Chart and figure data
* START *

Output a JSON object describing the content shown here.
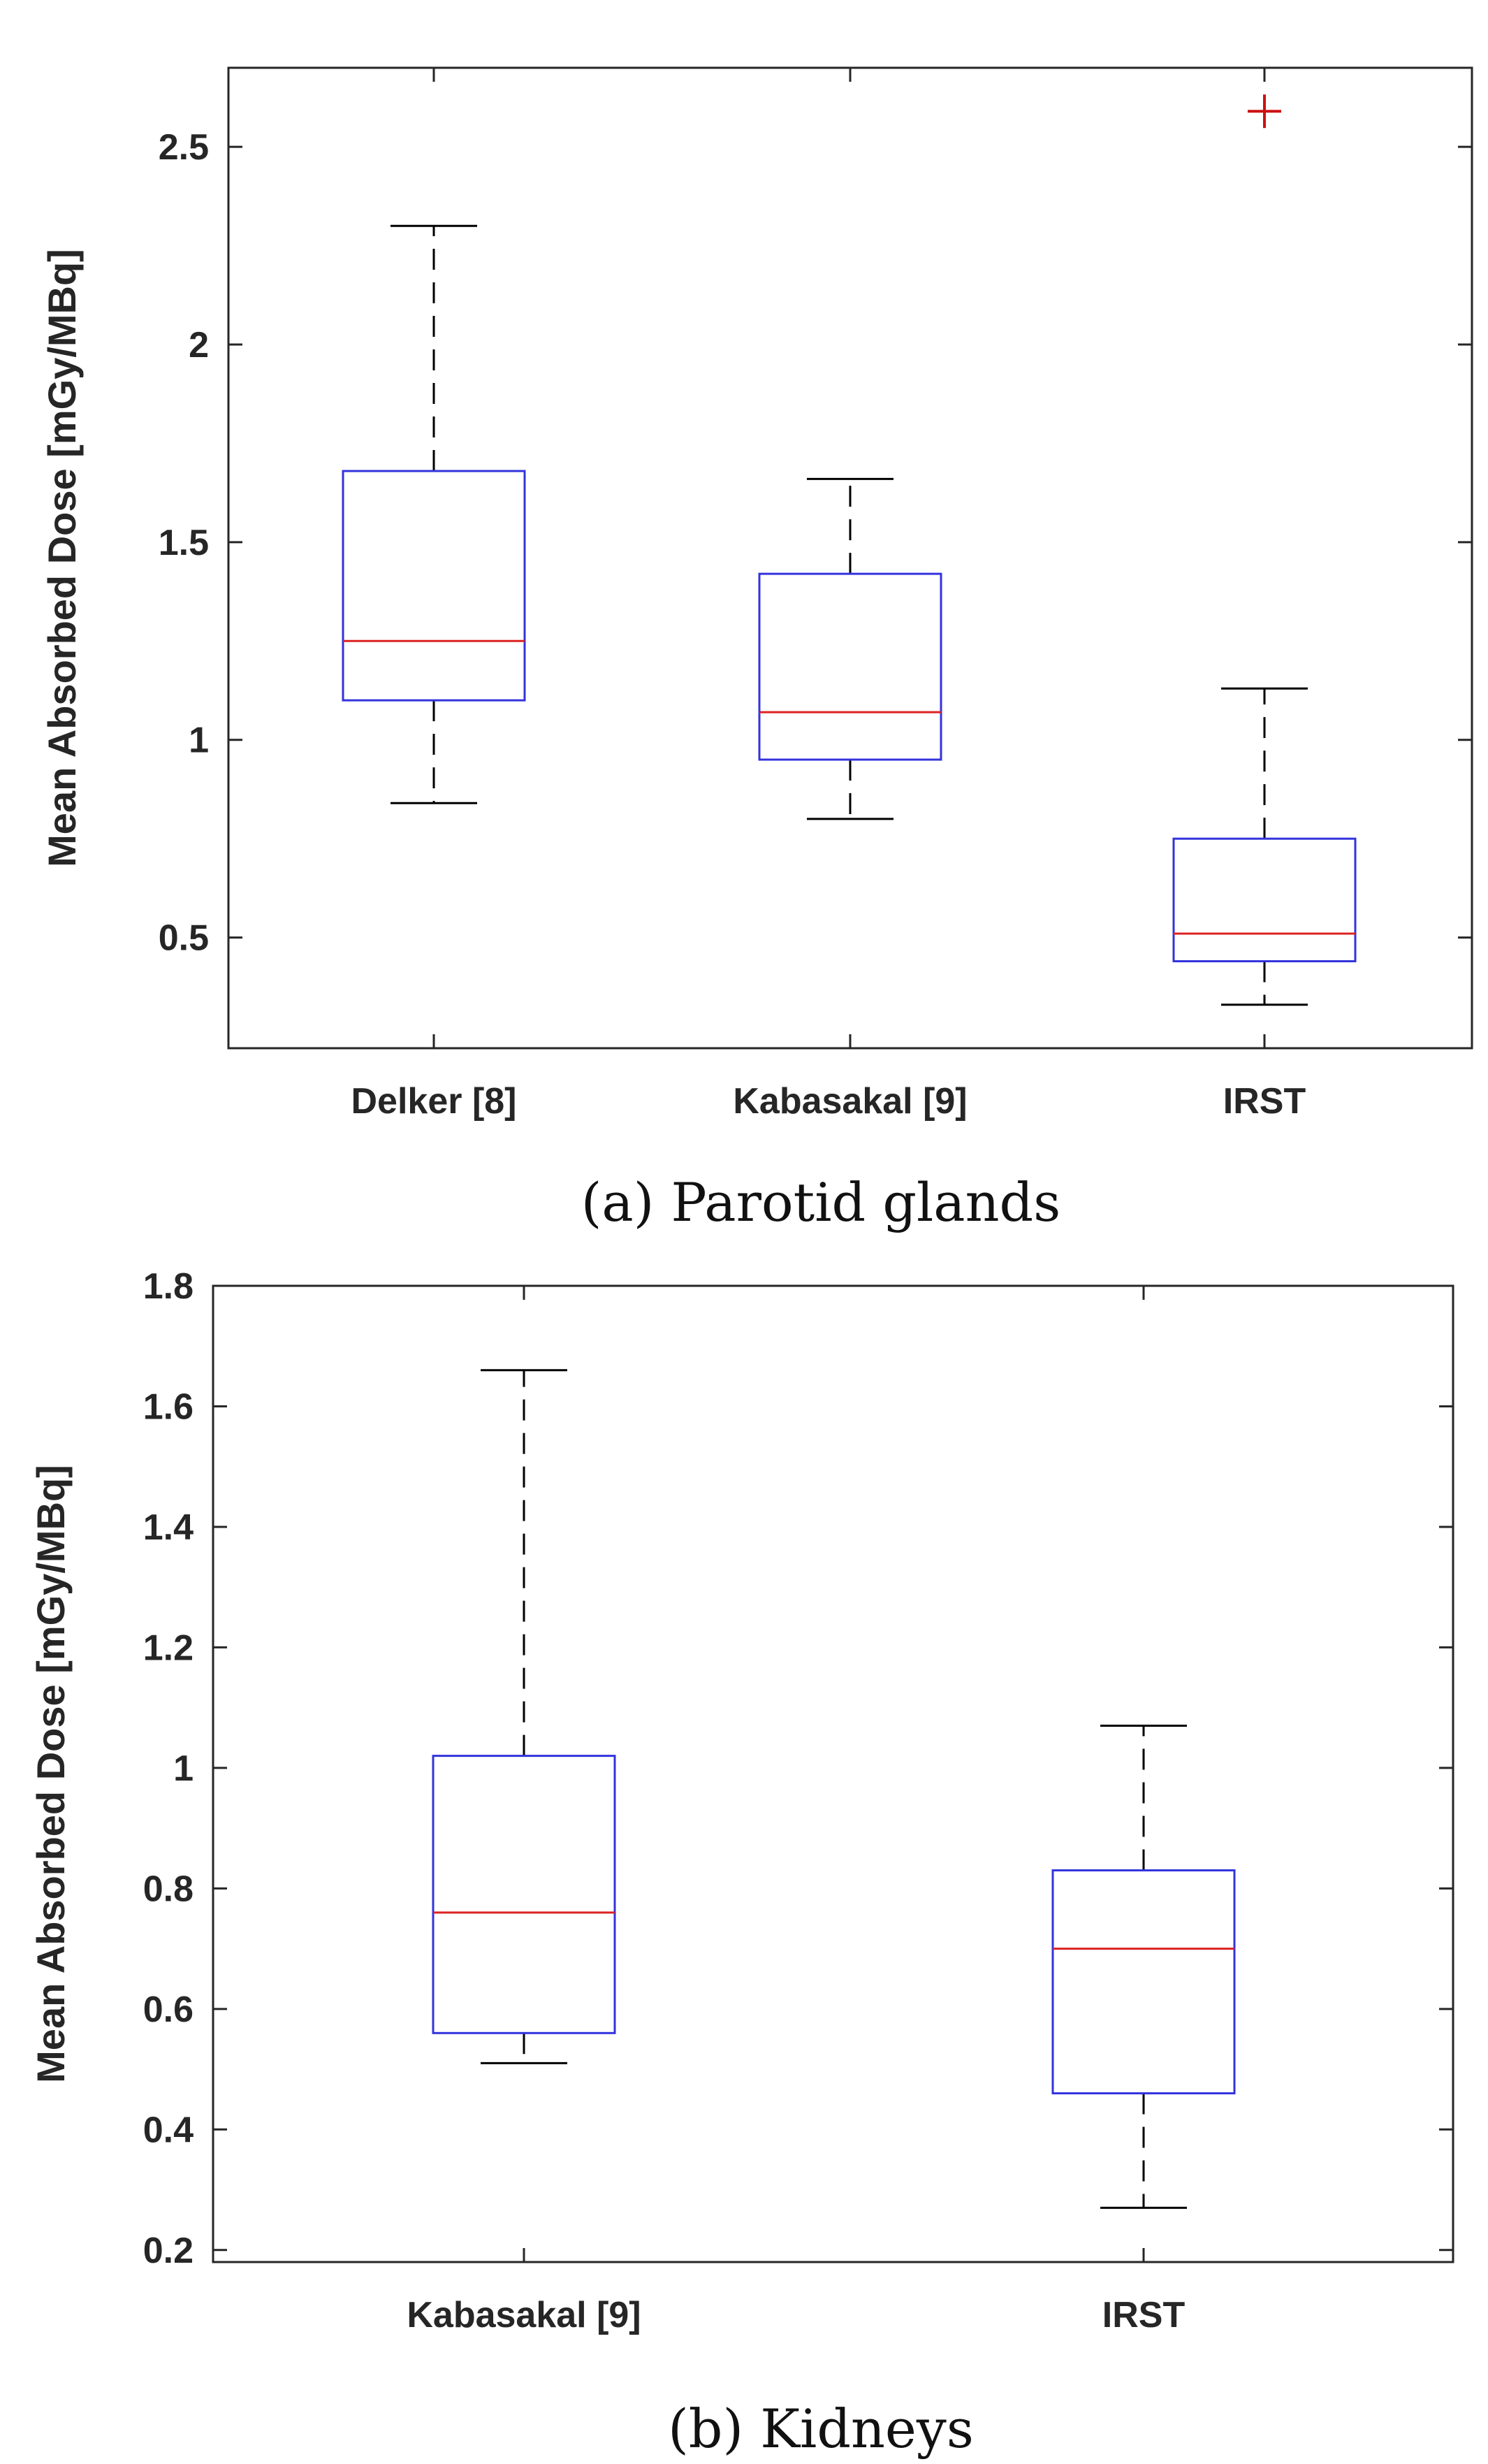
{
  "colors": {
    "box": "#3333dd",
    "median": "#dd2222",
    "whisker": "#000000",
    "outlier": "#cc1111",
    "axis": "#262626"
  },
  "chart_data": [
    {
      "type": "box",
      "caption": "(a) Parotid glands",
      "ylabel": "Mean Absorbed Dose [mGy/MBq]",
      "xlabel": "",
      "ylim": [
        0.22,
        2.7
      ],
      "yticks": [
        0.5,
        1,
        1.5,
        2,
        2.5
      ],
      "ytick_labels": [
        "0.5",
        "1",
        "1.5",
        "2",
        "2.5"
      ],
      "categories": [
        "Delker [8]",
        "Kabasakal [9]",
        "IRST"
      ],
      "boxes": [
        {
          "whisker_low": 0.84,
          "q1": 1.1,
          "median": 1.25,
          "q3": 1.68,
          "whisker_high": 2.3,
          "outliers": []
        },
        {
          "whisker_low": 0.8,
          "q1": 0.95,
          "median": 1.07,
          "q3": 1.42,
          "whisker_high": 1.66,
          "outliers": []
        },
        {
          "whisker_low": 0.33,
          "q1": 0.44,
          "median": 0.51,
          "q3": 0.75,
          "whisker_high": 1.13,
          "outliers": [
            2.59
          ]
        }
      ]
    },
    {
      "type": "box",
      "caption": "(b) Kidneys",
      "ylabel": "Mean Absorbed Dose [mGy/MBq]",
      "xlabel": "",
      "ylim": [
        0.18,
        1.8
      ],
      "yticks": [
        0.2,
        0.4,
        0.6,
        0.8,
        1,
        1.2,
        1.4,
        1.6,
        1.8
      ],
      "ytick_labels": [
        "0.2",
        "0.4",
        "0.6",
        "0.8",
        "1",
        "1.2",
        "1.4",
        "1.6",
        "1.8"
      ],
      "categories": [
        "Kabasakal [9]",
        "IRST"
      ],
      "boxes": [
        {
          "whisker_low": 0.51,
          "q1": 0.56,
          "median": 0.76,
          "q3": 1.02,
          "whisker_high": 1.66,
          "outliers": []
        },
        {
          "whisker_low": 0.27,
          "q1": 0.46,
          "median": 0.7,
          "q3": 0.83,
          "whisker_high": 1.07,
          "outliers": []
        }
      ]
    }
  ]
}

* END *

JOB:
Repeat the listing in full and exactly. Leave any pictures out.

COMPLETE ANSWER:
Output a JSON object describing the content shown here.
{
  "colors": {
    "box": "#3333dd",
    "median": "#dd2222",
    "whisker": "#000000",
    "outlier": "#cc1111",
    "axis": "#262626"
  },
  "chart_data": [
    {
      "type": "box",
      "caption": "(a) Parotid glands",
      "ylabel": "Mean Absorbed Dose [mGy/MBq]",
      "xlabel": "",
      "ylim": [
        0.22,
        2.7
      ],
      "yticks": [
        0.5,
        1,
        1.5,
        2,
        2.5
      ],
      "ytick_labels": [
        "0.5",
        "1",
        "1.5",
        "2",
        "2.5"
      ],
      "categories": [
        "Delker [8]",
        "Kabasakal [9]",
        "IRST"
      ],
      "boxes": [
        {
          "whisker_low": 0.84,
          "q1": 1.1,
          "median": 1.25,
          "q3": 1.68,
          "whisker_high": 2.3,
          "outliers": []
        },
        {
          "whisker_low": 0.8,
          "q1": 0.95,
          "median": 1.07,
          "q3": 1.42,
          "whisker_high": 1.66,
          "outliers": []
        },
        {
          "whisker_low": 0.33,
          "q1": 0.44,
          "median": 0.51,
          "q3": 0.75,
          "whisker_high": 1.13,
          "outliers": [
            2.59
          ]
        }
      ]
    },
    {
      "type": "box",
      "caption": "(b) Kidneys",
      "ylabel": "Mean Absorbed Dose [mGy/MBq]",
      "xlabel": "",
      "ylim": [
        0.18,
        1.8
      ],
      "yticks": [
        0.2,
        0.4,
        0.6,
        0.8,
        1,
        1.2,
        1.4,
        1.6,
        1.8
      ],
      "ytick_labels": [
        "0.2",
        "0.4",
        "0.6",
        "0.8",
        "1",
        "1.2",
        "1.4",
        "1.6",
        "1.8"
      ],
      "categories": [
        "Kabasakal [9]",
        "IRST"
      ],
      "boxes": [
        {
          "whisker_low": 0.51,
          "q1": 0.56,
          "median": 0.76,
          "q3": 1.02,
          "whisker_high": 1.66,
          "outliers": []
        },
        {
          "whisker_low": 0.27,
          "q1": 0.46,
          "median": 0.7,
          "q3": 0.83,
          "whisker_high": 1.07,
          "outliers": []
        }
      ]
    }
  ]
}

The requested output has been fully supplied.